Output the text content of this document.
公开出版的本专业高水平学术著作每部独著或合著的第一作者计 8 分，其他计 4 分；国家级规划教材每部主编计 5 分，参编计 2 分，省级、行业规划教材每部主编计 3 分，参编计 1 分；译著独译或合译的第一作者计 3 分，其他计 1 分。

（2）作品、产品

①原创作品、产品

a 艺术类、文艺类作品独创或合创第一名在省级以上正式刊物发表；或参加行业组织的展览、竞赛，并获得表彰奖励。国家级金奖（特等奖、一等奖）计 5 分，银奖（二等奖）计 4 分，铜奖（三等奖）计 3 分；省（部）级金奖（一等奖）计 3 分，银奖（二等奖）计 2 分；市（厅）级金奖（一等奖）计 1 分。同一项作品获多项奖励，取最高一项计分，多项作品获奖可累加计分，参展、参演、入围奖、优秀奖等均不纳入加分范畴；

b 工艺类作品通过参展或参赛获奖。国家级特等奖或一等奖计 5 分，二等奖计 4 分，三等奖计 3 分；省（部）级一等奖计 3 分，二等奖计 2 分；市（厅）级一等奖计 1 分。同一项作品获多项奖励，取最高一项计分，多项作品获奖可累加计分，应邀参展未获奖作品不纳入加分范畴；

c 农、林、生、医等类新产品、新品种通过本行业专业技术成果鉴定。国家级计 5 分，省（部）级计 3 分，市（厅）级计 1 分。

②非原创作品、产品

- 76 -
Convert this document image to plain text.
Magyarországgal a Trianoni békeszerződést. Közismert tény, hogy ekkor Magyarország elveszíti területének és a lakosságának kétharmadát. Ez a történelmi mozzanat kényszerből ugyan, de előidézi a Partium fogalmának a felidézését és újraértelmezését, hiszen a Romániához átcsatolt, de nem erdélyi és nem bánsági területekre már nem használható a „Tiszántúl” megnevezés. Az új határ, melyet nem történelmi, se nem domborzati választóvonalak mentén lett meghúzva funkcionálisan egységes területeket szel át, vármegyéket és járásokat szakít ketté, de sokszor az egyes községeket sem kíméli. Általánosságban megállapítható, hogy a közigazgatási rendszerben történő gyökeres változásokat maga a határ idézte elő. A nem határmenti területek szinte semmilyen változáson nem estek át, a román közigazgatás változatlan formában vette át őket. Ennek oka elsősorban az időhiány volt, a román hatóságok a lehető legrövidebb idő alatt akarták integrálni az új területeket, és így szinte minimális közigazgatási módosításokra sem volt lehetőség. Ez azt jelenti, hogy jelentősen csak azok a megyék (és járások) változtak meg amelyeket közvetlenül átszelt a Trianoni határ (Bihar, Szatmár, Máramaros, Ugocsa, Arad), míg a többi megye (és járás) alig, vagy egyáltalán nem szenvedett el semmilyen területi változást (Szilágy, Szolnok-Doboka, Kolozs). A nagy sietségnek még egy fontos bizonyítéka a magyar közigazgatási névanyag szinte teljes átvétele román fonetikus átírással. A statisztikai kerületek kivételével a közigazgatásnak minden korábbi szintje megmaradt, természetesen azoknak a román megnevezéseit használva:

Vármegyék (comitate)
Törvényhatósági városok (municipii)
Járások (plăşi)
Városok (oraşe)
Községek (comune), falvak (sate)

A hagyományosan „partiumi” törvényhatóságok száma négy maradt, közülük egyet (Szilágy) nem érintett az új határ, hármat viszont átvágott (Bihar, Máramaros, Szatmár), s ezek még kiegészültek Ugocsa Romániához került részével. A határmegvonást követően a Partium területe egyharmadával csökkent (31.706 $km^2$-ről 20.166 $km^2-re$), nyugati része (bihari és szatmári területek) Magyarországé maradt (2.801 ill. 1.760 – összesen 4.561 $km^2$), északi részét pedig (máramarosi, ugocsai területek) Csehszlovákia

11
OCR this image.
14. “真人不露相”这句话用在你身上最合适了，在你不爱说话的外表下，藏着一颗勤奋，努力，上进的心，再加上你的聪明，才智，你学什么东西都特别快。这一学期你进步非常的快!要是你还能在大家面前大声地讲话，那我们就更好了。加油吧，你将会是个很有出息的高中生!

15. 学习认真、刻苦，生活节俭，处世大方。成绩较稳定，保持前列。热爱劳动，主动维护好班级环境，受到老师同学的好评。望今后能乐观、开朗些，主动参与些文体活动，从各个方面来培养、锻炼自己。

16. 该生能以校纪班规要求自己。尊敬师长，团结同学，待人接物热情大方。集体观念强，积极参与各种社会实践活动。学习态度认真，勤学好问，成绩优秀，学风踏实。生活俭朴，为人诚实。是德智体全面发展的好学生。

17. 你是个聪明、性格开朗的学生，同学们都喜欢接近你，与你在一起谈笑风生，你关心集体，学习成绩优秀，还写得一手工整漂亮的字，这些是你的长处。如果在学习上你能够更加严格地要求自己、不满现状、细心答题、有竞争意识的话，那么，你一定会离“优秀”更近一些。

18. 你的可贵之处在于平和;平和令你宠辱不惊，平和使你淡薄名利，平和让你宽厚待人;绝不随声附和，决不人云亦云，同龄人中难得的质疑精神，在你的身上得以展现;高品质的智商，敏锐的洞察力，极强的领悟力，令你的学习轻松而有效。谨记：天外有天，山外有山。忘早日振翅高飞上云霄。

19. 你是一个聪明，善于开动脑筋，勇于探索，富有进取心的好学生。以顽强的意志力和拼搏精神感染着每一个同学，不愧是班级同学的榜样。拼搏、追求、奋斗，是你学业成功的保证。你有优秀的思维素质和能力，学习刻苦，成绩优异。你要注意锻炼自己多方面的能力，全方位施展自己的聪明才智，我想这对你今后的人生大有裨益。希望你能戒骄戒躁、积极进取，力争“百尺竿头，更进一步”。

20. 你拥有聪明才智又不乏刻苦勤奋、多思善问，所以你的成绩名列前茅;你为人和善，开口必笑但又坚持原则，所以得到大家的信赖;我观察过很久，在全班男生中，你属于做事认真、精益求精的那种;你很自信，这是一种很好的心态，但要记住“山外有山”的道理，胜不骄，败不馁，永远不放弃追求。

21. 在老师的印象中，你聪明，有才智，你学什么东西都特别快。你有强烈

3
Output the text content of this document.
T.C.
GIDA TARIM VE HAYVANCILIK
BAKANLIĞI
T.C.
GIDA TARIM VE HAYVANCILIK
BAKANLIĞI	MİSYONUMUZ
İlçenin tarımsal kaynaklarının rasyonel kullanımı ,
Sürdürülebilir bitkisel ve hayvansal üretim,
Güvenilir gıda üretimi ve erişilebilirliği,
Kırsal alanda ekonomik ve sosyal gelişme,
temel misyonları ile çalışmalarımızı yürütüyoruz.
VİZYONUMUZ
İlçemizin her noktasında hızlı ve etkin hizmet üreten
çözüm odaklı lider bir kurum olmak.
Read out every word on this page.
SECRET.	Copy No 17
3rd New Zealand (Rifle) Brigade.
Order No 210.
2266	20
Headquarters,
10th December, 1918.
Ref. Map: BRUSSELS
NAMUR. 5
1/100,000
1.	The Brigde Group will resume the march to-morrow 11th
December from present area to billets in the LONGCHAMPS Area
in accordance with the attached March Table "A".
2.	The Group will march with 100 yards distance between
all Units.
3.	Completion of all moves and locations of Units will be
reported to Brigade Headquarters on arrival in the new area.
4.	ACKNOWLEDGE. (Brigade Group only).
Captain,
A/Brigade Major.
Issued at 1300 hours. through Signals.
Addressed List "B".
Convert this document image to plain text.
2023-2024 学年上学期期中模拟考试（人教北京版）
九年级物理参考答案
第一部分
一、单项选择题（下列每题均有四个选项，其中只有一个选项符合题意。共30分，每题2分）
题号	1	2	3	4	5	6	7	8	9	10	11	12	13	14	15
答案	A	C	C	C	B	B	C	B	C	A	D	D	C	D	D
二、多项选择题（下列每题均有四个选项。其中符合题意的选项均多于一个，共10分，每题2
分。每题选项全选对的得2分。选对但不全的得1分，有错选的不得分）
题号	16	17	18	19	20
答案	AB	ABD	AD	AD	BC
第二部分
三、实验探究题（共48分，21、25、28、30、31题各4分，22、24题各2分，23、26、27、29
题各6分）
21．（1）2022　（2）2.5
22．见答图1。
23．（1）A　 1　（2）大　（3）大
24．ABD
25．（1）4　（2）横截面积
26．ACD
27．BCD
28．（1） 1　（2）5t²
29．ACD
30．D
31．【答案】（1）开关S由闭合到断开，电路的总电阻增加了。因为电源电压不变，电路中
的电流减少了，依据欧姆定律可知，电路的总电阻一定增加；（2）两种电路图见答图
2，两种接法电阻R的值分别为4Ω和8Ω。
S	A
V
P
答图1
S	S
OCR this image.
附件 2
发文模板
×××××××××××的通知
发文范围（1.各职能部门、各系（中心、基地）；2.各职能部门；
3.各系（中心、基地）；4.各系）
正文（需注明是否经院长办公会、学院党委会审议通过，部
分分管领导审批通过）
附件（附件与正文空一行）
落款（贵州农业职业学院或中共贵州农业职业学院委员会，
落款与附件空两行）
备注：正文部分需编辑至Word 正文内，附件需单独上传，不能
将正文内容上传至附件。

*-*-*

REQUIRED TASK: What is the number of lines in the records that contain the string "Szatmár"? Give only that number.

ANSWER BELOW: 2